Find the word "name" in the data. Return every line where it appears.

[Recorded data]

============================================================

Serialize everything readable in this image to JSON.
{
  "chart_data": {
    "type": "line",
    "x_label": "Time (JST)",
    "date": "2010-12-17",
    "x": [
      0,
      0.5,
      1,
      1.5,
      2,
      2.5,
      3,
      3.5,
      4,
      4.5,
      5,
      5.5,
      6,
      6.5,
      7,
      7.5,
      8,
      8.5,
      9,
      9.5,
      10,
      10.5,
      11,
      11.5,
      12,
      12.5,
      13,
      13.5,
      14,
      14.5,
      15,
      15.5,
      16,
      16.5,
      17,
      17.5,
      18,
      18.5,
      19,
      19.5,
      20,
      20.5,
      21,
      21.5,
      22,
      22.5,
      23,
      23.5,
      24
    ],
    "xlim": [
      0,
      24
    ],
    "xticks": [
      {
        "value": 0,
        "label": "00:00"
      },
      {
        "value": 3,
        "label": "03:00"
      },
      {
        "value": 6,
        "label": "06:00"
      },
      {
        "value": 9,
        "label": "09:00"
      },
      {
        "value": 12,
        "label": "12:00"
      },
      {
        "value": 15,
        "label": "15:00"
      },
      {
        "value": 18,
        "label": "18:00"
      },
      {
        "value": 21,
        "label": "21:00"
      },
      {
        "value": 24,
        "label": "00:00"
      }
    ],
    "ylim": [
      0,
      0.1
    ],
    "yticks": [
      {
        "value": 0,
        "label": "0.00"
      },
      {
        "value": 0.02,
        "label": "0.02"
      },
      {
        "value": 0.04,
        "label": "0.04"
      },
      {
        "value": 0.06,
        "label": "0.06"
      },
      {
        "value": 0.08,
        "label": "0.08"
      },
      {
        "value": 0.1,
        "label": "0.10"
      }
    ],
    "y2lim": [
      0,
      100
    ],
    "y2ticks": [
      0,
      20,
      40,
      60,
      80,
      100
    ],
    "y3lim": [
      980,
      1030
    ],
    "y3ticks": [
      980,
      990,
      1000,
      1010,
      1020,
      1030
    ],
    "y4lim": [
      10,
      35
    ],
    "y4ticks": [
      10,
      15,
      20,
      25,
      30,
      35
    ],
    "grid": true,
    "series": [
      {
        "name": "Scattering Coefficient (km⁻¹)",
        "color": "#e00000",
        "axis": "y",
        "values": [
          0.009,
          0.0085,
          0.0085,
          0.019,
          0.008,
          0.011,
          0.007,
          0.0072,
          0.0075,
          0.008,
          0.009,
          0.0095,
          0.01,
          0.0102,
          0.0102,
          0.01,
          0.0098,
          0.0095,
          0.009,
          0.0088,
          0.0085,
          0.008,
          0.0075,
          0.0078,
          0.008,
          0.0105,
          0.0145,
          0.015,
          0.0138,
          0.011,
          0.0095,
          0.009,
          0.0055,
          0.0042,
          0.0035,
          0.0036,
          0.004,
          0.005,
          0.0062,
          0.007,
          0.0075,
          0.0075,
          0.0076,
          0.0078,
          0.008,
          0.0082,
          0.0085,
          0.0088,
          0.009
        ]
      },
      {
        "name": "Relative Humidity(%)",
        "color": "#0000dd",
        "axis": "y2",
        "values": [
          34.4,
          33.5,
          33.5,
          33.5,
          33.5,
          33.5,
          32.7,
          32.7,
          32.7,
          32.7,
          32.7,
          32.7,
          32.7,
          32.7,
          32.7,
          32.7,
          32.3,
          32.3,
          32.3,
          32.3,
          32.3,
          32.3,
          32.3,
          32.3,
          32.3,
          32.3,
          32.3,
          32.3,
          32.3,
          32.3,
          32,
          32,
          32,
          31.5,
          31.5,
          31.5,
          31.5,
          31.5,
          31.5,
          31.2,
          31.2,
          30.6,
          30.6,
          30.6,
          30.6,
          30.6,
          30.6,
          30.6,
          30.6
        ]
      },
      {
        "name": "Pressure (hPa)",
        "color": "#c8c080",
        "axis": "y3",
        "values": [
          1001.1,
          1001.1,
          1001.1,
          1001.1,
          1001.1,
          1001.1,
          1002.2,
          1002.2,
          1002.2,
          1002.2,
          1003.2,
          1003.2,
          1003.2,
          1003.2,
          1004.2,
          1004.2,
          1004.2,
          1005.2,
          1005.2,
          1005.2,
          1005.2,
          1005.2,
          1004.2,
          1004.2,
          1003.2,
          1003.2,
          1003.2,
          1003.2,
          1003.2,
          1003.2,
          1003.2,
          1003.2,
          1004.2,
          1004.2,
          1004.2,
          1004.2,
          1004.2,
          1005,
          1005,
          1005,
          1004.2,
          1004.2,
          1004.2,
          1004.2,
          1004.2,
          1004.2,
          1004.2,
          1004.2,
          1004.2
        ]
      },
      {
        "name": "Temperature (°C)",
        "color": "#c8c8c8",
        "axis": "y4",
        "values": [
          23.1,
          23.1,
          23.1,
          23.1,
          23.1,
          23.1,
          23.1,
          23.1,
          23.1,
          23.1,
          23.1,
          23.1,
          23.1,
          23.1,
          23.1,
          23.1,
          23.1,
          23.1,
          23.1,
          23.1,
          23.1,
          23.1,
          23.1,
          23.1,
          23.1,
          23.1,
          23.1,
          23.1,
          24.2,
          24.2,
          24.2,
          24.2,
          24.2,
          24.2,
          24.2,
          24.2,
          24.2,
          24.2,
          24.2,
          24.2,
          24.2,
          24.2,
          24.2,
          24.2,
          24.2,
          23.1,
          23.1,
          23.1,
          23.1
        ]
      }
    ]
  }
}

============================================================

* EXERCISE RESPONSE
        "name": "Scattering Coefficient (km⁻¹)",
        "name": "Relative Humidity(%)",
        "name": "Pressure (hPa)",
        "name": "Temperature (°C)",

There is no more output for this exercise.